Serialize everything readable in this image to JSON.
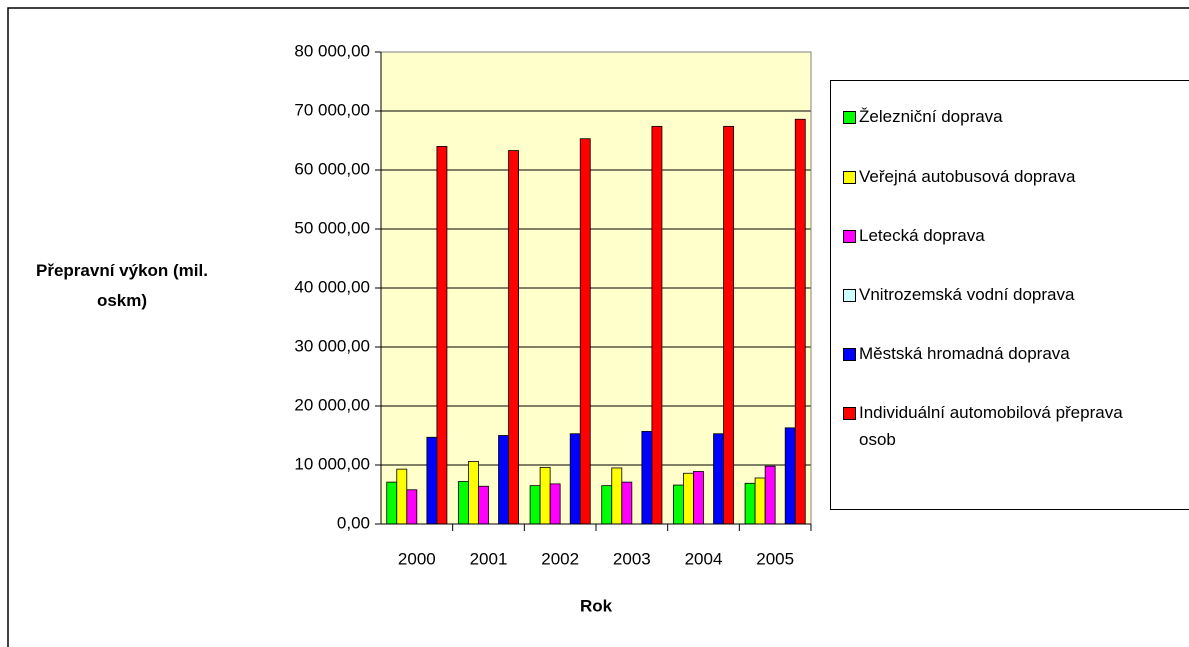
{
  "chart_data": {
    "type": "bar",
    "y_label": "Přepravní výkon (mil. oskm)",
    "x_label": "Rok",
    "categories": [
      "2000",
      "2001",
      "2002",
      "2003",
      "2004",
      "2005"
    ],
    "series": [
      {
        "name": "Železniční doprava",
        "color": "#00ff00",
        "values": [
          7100,
          7200,
          6500,
          6500,
          6600,
          6900
        ]
      },
      {
        "name": "Veřejná autobusová doprava",
        "color": "#ffff00",
        "values": [
          9300,
          10600,
          9600,
          9500,
          8600,
          7800
        ]
      },
      {
        "name": "Letecká doprava",
        "color": "#ff00ff",
        "values": [
          5800,
          6400,
          6800,
          7100,
          8900,
          9800
        ]
      },
      {
        "name": "Vnitrozemská vodní doprava",
        "color": "#ccffff",
        "values": [
          0,
          0,
          0,
          0,
          0,
          0
        ]
      },
      {
        "name": "Městská hromadná doprava",
        "color": "#0000ff",
        "values": [
          14700,
          15000,
          15300,
          15700,
          15300,
          16300
        ]
      },
      {
        "name": "Individuální automobilová přeprava osob",
        "color": "#ff0000",
        "values": [
          64000,
          63300,
          65300,
          67400,
          67400,
          68600
        ]
      }
    ],
    "ylim": [
      0,
      80000
    ],
    "yticks": [
      {
        "value": 0,
        "label": "0,00"
      },
      {
        "value": 10000,
        "label": "10 000,00"
      },
      {
        "value": 20000,
        "label": "20 000,00"
      },
      {
        "value": 30000,
        "label": "30 000,00"
      },
      {
        "value": 40000,
        "label": "40 000,00"
      },
      {
        "value": 50000,
        "label": "50 000,00"
      },
      {
        "value": 60000,
        "label": "60 000,00"
      },
      {
        "value": 70000,
        "label": "70 000,00"
      },
      {
        "value": 80000,
        "label": "80 000,00"
      }
    ],
    "plot_background": "#ffffcc",
    "grid": true
  }
}
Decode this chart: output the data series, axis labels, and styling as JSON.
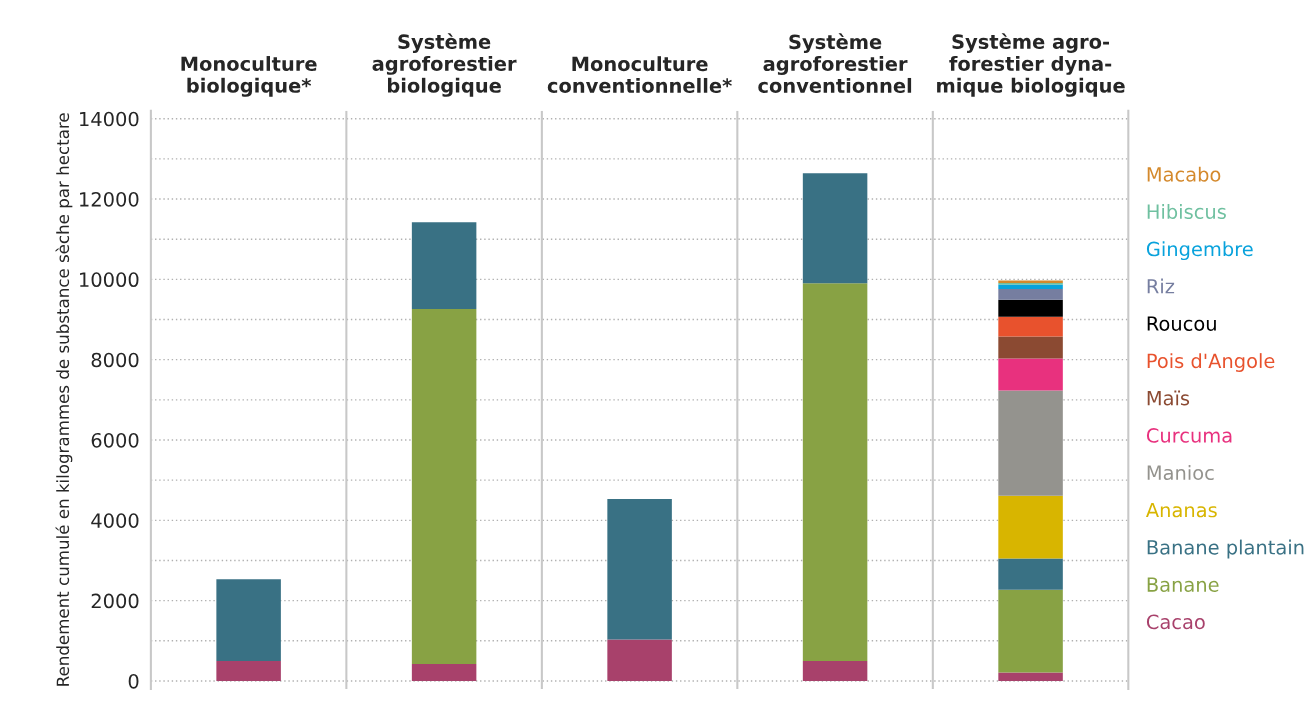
{
  "chart_data": {
    "type": "bar",
    "stacked": true,
    "ylabel": "Rendement cumulé en kilogrammes de substance sèche par hectare",
    "categories": [
      "Monoculture\nbiologique*",
      "Système\nagroforestier\nbiologique",
      "Monoculture\nconventionnelle*",
      "Système\nagroforestier\nconventionnel",
      "Système agro-\nforestier dyna-\nmique biologique"
    ],
    "series": [
      {
        "name": "Cacao",
        "color": "#a8416b",
        "values": [
          500,
          420,
          1030,
          500,
          210
        ]
      },
      {
        "name": "Banane",
        "color": "#88a244",
        "values": [
          null,
          8840,
          null,
          9400,
          2060
        ]
      },
      {
        "name": "Banane plantain",
        "color": "#397184",
        "values": [
          2030,
          2160,
          3500,
          2740,
          780
        ]
      },
      {
        "name": "Ananas",
        "color": "#d8b500",
        "values": [
          null,
          null,
          null,
          null,
          1560
        ]
      },
      {
        "name": "Manioc",
        "color": "#94938e",
        "values": [
          null,
          null,
          null,
          null,
          2620
        ]
      },
      {
        "name": "Curcuma",
        "color": "#e8317e",
        "values": [
          null,
          null,
          null,
          null,
          800
        ]
      },
      {
        "name": "Maïs",
        "color": "#8b4a32",
        "values": [
          null,
          null,
          null,
          null,
          550
        ]
      },
      {
        "name": "Pois d'Angole",
        "color": "#e8522d",
        "values": [
          null,
          null,
          null,
          null,
          490
        ]
      },
      {
        "name": "Roucou",
        "color": "#000000",
        "values": [
          null,
          null,
          null,
          null,
          420
        ]
      },
      {
        "name": "Riz",
        "color": "#767ea0",
        "values": [
          null,
          null,
          null,
          null,
          270
        ]
      },
      {
        "name": "Gingembre",
        "color": "#08a2dc",
        "values": [
          null,
          null,
          null,
          null,
          110
        ]
      },
      {
        "name": "Hibiscus",
        "color": "#6fc0a0",
        "values": [
          null,
          null,
          null,
          null,
          40
        ]
      },
      {
        "name": "Macabo",
        "color": "#d4892c",
        "values": [
          null,
          null,
          null,
          null,
          60
        ]
      }
    ],
    "ylim": [
      -200,
      14200
    ],
    "yticks": [
      0,
      {
        "value": 1000,
        "label": null
      },
      2000,
      {
        "value": 3000,
        "label": null
      },
      4000,
      {
        "value": 5000,
        "label": null
      },
      6000,
      {
        "value": 7000,
        "label": null
      },
      8000,
      {
        "value": 9000,
        "label": null
      },
      10000,
      {
        "value": 11000,
        "label": null
      },
      12000,
      {
        "value": 13000,
        "label": null
      },
      14000
    ],
    "grid": "y",
    "legend": "right"
  }
}
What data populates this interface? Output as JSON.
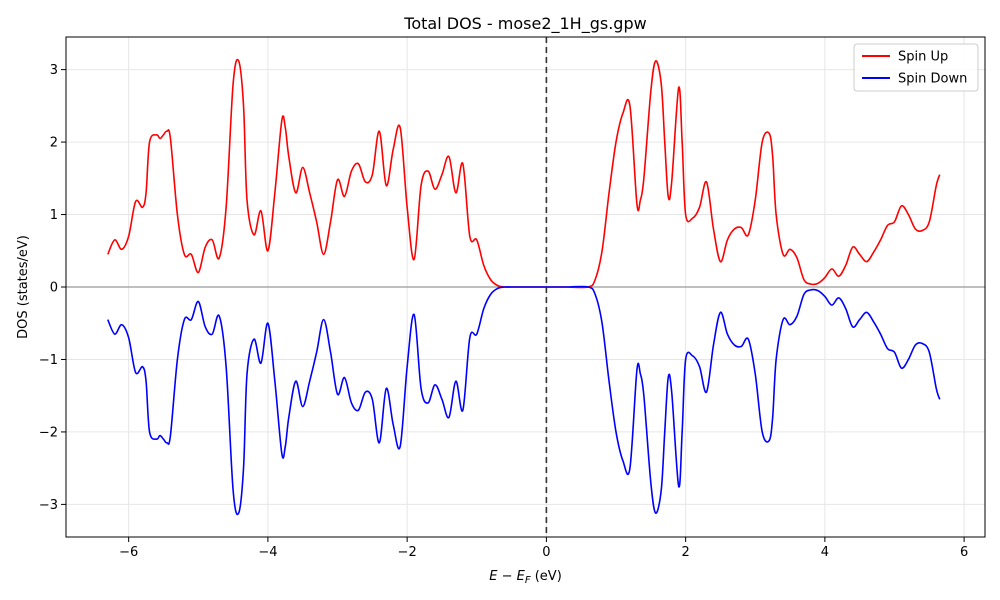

(WRITTEN TASK)
Filter the records down to the lines that contain the string "nbiologique", and copy those lines.

(THE OUTPUT)
      "Monoculture\nbiologique*",
      "Système\nagroforestier\nbiologique",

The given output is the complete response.